━━━ Data shown ━━━

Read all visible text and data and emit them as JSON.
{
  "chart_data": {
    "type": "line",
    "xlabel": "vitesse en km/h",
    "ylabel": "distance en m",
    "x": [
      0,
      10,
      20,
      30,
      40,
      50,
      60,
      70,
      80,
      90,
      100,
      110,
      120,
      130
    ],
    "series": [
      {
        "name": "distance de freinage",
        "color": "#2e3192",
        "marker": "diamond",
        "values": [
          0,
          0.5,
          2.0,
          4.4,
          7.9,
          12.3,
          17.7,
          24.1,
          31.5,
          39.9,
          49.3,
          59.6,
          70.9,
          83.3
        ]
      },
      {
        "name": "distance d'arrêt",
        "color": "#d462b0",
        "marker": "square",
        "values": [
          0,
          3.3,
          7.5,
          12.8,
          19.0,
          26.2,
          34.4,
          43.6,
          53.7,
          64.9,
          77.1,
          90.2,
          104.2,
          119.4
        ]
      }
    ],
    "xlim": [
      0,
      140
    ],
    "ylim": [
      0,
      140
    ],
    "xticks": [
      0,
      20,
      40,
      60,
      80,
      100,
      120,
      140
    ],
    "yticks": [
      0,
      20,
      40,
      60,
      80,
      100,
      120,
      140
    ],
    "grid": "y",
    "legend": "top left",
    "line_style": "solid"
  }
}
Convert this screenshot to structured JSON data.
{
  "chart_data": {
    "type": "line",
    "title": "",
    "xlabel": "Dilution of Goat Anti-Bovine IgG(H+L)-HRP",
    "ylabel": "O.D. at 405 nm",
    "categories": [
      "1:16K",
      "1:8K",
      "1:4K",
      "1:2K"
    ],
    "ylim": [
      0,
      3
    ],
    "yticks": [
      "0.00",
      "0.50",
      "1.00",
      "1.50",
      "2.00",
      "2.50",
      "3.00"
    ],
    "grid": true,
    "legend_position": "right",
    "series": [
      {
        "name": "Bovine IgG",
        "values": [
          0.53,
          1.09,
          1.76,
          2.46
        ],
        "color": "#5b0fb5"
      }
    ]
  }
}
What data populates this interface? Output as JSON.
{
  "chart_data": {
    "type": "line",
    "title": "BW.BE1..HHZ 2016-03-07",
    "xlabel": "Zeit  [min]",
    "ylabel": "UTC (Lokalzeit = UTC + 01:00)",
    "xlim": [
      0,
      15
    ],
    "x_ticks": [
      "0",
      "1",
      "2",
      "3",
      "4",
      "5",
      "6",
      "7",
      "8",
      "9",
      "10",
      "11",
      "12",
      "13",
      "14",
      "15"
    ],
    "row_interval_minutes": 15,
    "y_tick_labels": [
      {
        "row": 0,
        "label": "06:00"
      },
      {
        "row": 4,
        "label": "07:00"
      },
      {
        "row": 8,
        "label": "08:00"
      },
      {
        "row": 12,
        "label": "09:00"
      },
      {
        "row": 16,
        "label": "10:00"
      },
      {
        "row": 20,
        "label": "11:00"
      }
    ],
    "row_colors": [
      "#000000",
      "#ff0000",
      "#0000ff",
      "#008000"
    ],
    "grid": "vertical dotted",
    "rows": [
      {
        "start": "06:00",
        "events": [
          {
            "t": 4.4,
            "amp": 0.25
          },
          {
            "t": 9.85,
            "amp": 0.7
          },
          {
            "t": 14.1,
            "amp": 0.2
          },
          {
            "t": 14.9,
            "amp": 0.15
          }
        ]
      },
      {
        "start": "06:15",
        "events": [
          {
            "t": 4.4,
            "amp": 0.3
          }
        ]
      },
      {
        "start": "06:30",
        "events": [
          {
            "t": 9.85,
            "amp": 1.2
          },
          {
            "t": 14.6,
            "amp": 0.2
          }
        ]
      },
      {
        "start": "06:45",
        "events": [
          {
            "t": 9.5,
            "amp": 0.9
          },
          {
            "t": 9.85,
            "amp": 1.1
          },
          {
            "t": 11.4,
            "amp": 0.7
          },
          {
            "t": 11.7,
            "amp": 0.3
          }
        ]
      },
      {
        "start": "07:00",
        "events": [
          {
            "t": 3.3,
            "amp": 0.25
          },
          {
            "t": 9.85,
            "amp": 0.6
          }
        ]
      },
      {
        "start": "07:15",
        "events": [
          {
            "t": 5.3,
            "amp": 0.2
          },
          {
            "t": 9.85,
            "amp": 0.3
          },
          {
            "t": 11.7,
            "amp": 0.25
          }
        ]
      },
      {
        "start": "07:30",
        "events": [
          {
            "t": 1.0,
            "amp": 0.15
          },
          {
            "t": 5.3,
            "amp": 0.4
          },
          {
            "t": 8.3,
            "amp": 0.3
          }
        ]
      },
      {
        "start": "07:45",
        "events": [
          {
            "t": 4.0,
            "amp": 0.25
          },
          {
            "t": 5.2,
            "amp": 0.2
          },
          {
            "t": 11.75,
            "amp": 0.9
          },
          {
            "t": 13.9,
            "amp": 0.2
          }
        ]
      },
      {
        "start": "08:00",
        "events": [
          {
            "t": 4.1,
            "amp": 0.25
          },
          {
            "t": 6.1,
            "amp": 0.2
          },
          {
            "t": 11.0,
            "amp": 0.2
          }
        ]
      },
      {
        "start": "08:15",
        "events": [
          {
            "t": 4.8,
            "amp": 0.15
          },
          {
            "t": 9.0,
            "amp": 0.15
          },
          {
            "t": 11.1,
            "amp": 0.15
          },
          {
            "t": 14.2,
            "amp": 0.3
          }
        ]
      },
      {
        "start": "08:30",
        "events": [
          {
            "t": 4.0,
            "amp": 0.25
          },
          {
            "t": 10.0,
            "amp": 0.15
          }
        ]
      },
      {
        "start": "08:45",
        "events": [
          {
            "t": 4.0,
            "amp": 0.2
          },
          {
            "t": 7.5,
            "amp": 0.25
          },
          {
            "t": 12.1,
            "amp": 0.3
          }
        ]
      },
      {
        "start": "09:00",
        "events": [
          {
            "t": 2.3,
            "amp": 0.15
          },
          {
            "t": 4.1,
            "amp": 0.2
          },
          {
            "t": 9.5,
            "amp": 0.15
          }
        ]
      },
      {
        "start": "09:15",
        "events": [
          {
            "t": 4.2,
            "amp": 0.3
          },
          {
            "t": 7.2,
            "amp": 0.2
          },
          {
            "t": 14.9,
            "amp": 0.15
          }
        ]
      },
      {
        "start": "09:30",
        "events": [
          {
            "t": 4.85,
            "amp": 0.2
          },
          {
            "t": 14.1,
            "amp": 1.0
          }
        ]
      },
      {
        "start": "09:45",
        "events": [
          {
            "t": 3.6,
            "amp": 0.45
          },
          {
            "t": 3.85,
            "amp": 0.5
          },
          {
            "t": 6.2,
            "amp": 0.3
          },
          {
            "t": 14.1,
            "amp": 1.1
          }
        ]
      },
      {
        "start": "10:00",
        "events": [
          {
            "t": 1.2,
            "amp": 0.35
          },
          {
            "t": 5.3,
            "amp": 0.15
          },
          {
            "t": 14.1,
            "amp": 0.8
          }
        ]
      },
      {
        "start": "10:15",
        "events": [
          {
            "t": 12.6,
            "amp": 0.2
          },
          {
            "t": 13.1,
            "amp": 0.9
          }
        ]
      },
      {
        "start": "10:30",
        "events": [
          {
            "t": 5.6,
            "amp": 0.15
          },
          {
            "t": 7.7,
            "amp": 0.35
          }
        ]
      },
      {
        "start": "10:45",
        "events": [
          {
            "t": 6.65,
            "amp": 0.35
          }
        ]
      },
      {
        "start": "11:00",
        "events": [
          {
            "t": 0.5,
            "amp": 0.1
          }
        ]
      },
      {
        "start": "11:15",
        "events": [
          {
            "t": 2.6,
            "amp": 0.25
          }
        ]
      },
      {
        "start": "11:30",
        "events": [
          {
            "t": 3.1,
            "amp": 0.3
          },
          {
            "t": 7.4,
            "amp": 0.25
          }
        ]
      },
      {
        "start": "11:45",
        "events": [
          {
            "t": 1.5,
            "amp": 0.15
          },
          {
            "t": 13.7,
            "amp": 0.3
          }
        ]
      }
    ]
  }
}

━━━

* **What is required**
Provide the count, and nothing else, of lines in the data above where the word "name" occurs.

* **Complete response**
3